Aim of the exercise –
Copy out each line below exactly as it appears.

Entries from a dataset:

┌────────

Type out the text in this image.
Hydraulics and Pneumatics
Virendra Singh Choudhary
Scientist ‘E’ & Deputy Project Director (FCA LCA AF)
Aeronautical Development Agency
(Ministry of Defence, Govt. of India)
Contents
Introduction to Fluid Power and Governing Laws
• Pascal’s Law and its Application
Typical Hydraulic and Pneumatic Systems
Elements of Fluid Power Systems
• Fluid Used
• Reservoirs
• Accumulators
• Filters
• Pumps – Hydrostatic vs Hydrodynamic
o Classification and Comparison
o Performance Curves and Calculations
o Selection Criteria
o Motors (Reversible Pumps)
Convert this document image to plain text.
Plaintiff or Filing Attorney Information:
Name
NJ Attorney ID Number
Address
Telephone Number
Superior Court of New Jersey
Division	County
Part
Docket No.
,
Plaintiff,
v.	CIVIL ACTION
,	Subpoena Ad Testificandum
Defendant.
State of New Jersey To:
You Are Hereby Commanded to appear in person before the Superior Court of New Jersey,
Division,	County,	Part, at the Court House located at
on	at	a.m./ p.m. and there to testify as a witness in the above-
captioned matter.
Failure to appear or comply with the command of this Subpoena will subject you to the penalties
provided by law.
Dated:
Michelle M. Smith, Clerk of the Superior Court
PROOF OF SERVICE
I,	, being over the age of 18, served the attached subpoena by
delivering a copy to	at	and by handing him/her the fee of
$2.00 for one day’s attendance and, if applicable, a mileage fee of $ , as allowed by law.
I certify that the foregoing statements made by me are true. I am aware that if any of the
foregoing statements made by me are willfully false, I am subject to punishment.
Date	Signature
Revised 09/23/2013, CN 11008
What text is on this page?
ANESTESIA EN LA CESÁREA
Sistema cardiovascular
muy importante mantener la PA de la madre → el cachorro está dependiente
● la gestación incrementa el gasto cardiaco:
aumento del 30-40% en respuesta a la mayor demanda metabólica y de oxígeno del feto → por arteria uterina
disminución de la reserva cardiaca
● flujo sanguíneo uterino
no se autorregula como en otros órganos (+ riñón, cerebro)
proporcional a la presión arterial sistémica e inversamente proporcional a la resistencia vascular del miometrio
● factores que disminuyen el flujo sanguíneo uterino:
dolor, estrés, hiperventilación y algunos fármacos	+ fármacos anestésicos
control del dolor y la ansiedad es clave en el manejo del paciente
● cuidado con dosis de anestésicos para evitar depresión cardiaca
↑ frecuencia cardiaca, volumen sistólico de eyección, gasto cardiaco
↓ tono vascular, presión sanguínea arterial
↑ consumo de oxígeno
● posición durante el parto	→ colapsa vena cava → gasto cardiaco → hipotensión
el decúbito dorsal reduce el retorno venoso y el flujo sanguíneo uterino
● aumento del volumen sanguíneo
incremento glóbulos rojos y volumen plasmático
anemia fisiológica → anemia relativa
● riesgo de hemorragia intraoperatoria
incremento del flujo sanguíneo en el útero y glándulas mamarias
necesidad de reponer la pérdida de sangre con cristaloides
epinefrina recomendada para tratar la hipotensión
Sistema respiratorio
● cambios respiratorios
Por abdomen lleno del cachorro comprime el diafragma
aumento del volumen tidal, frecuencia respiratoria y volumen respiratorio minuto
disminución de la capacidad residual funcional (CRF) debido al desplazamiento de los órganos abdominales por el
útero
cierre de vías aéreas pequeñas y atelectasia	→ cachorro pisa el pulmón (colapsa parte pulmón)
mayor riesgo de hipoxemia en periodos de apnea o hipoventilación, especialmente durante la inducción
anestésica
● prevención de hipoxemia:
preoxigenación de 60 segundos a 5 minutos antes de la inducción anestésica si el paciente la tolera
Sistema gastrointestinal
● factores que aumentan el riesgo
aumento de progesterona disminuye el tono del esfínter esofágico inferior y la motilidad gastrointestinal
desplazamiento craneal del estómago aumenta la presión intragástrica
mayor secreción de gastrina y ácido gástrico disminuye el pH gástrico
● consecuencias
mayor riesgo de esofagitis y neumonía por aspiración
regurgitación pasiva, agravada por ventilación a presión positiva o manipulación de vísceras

└────────

Result of the task –
Type out the text in this image.
Hydraulics and Pneumatics
Virendra Singh Choudhary
Scientist ‘E’ & Deputy Project Director (FCA LCA AF)
Aeronautical Development Agency
(Ministry of Defence, Govt. of India)
Contents
Introduction to Fluid Power and Governing Laws
• Pascal’s Law and its Application
Typical Hydraulic and Pneumatic Systems
Elements of Fluid Power Systems
• Fluid Used
• Reservoirs
• Accumulators
• Filters
• Pumps – Hydrostatic vs Hydrodynamic
o Classification and Comparison
o Performance Curves and Calculations
o Selection Criteria
o Motors (Reversible Pumps)
Convert this document image to plain text.
Plaintiff or Filing Attorney Information:
Name
NJ Attorney ID Number
Address
Telephone Number
Superior Court of New Jersey
Division	County
Part
Docket No.
,
Plaintiff,
v.	CIVIL ACTION
,	Subpoena Ad Testificandum
Defendant.
State of New Jersey To:
You Are Hereby Commanded to appear in person before the Superior Court of New Jersey,
Division,	County,	Part, at the Court House located at
on	at	a.m./ p.m. and there to testify as a witness in the above-
captioned matter.
Failure to appear or comply with the command of this Subpoena will subject you to the penalties
provided by law.
Dated:
Michelle M. Smith, Clerk of the Superior Court
PROOF OF SERVICE
I,	, being over the age of 18, served the attached subpoena by
delivering a copy to	at	and by handing him/her the fee of
$2.00 for one day’s attendance and, if applicable, a mileage fee of $ , as allowed by law.
I certify that the foregoing statements made by me are true. I am aware that if any of the
foregoing statements made by me are willfully false, I am subject to punishment.
Date	Signature
Revised 09/23/2013, CN 11008
What text is on this page?
ANESTESIA EN LA CESÁREA
Sistema cardiovascular
muy importante mantener la PA de la madre → el cachorro está dependiente
● la gestación incrementa el gasto cardiaco:
aumento del 30-40% en respuesta a la mayor demanda metabólica y de oxígeno del feto → por arteria uterina
disminución de la reserva cardiaca
● flujo sanguíneo uterino
no se autorregula como en otros órganos (+ riñón, cerebro)
proporcional a la presión arterial sistémica e inversamente proporcional a la resistencia vascular del miometrio
● factores que disminuyen el flujo sanguíneo uterino:
dolor, estrés, hiperventilación y algunos fármacos	+ fármacos anestésicos
control del dolor y la ansiedad es clave en el manejo del paciente
● cuidado con dosis de anestésicos para evitar depresión cardiaca
↑ frecuencia cardiaca, volumen sistólico de eyección, gasto cardiaco
↓ tono vascular, presión sanguínea arterial
↑ consumo de oxígeno
● posición durante el parto	→ colapsa vena cava → gasto cardiaco → hipotensión
el decúbito dorsal reduce el retorno venoso y el flujo sanguíneo uterino
● aumento del volumen sanguíneo
incremento glóbulos rojos y volumen plasmático
anemia fisiológica → anemia relativa
● riesgo de hemorragia intraoperatoria
incremento del flujo sanguíneo en el útero y glándulas mamarias
necesidad de reponer la pérdida de sangre con cristaloides
epinefrina recomendada para tratar la hipotensión
Sistema respiratorio
● cambios respiratorios
Por abdomen lleno del cachorro comprime el diafragma
aumento del volumen tidal, frecuencia respiratoria y volumen respiratorio minuto
disminución de la capacidad residual funcional (CRF) debido al desplazamiento de los órganos abdominales por el
útero
cierre de vías aéreas pequeñas y atelectasia	→ cachorro pisa el pulmón (colapsa parte pulmón)
mayor riesgo de hipoxemia en periodos de apnea o hipoventilación, especialmente durante la inducción
anestésica
● prevención de hipoxemia:
preoxigenación de 60 segundos a 5 minutos antes de la inducción anestésica si el paciente la tolera
Sistema gastrointestinal
● factores que aumentan el riesgo
aumento de progesterona disminuye el tono del esfínter esofágico inferior y la motilidad gastrointestinal
desplazamiento craneal del estómago aumenta la presión intragástrica
mayor secreción de gastrina y ácido gástrico disminuye el pH gástrico
● consecuencias
mayor riesgo de esofagitis y neumonía por aspiración
regurgitación pasiva, agravada por ventilación a presión positiva o manipulación de vísceras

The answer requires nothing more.